#### Input data
[Start of Attachment]

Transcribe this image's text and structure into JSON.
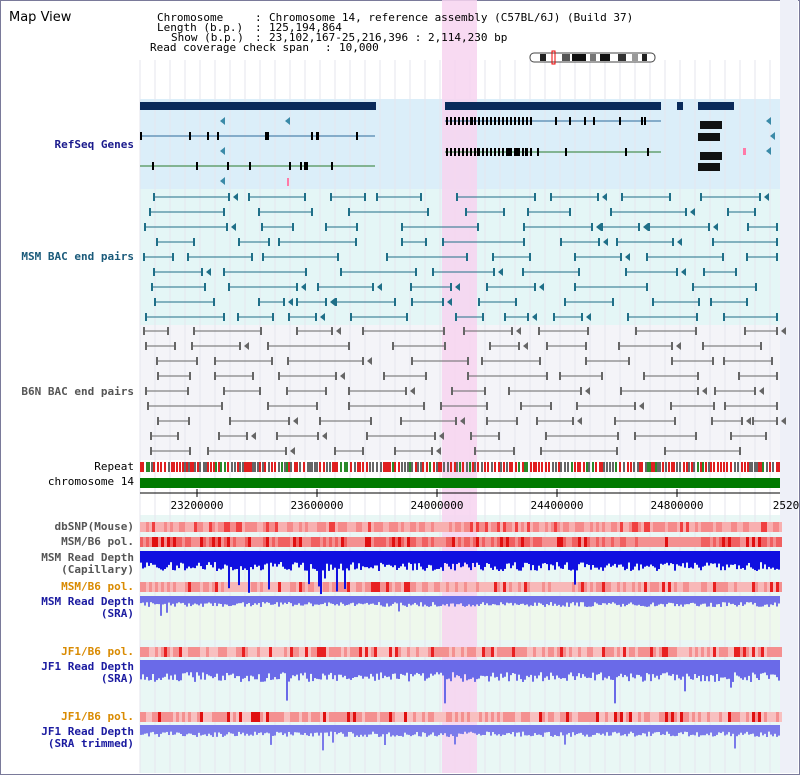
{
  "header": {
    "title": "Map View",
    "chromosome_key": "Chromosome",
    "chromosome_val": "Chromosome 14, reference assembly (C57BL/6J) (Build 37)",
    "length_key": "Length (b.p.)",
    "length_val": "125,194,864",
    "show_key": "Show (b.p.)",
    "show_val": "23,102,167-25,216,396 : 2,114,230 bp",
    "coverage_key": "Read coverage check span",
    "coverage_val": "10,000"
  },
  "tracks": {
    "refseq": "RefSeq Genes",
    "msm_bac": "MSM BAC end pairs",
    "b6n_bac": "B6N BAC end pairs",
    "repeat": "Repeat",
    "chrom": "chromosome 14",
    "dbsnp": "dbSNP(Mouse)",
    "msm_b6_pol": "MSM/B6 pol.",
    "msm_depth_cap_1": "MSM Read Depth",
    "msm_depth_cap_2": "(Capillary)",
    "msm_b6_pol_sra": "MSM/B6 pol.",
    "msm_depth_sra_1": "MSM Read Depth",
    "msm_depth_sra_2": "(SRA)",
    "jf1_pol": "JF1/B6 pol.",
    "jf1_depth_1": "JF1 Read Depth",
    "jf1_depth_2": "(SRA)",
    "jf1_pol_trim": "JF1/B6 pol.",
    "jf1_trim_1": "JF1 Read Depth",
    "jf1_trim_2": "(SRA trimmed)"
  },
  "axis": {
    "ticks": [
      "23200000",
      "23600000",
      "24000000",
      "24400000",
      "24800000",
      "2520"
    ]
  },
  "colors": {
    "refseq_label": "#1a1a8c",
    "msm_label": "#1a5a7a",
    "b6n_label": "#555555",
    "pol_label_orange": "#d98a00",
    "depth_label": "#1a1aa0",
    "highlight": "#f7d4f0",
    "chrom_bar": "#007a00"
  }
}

[End of Attachment]

#### Exercise brief
Exclude the pictures, then write out every record exactly as it stands.

#### Task solution
Transcribe this image's text and structure into JSON.
{
  "header": {
    "title": "Map View",
    "chromosome_key": "Chromosome",
    "chromosome_val": "Chromosome 14, reference assembly (C57BL/6J) (Build 37)",
    "length_key": "Length (b.p.)",
    "length_val": "125,194,864",
    "show_key": "Show (b.p.)",
    "show_val": "23,102,167-25,216,396 : 2,114,230 bp",
    "coverage_key": "Read coverage check span",
    "coverage_val": "10,000"
  },
  "tracks": {
    "refseq": "RefSeq Genes",
    "msm_bac": "MSM BAC end pairs",
    "b6n_bac": "B6N BAC end pairs",
    "repeat": "Repeat",
    "chrom": "chromosome 14",
    "dbsnp": "dbSNP(Mouse)",
    "msm_b6_pol": "MSM/B6 pol.",
    "msm_depth_cap_1": "MSM Read Depth",
    "msm_depth_cap_2": "(Capillary)",
    "msm_b6_pol_sra": "MSM/B6 pol.",
    "msm_depth_sra_1": "MSM Read Depth",
    "msm_depth_sra_2": "(SRA)",
    "jf1_pol": "JF1/B6 pol.",
    "jf1_depth_1": "JF1 Read Depth",
    "jf1_depth_2": "(SRA)",
    "jf1_pol_trim": "JF1/B6 pol.",
    "jf1_trim_1": "JF1 Read Depth",
    "jf1_trim_2": "(SRA trimmed)"
  },
  "axis": {
    "ticks": [
      "23200000",
      "23600000",
      "24000000",
      "24400000",
      "24800000",
      "2520"
    ]
  },
  "colors": {
    "refseq_label": "#1a1a8c",
    "msm_label": "#1a5a7a",
    "b6n_label": "#555555",
    "pol_label_orange": "#d98a00",
    "depth_label": "#1a1aa0",
    "highlight": "#f7d4f0",
    "chrom_bar": "#007a00"
  }
}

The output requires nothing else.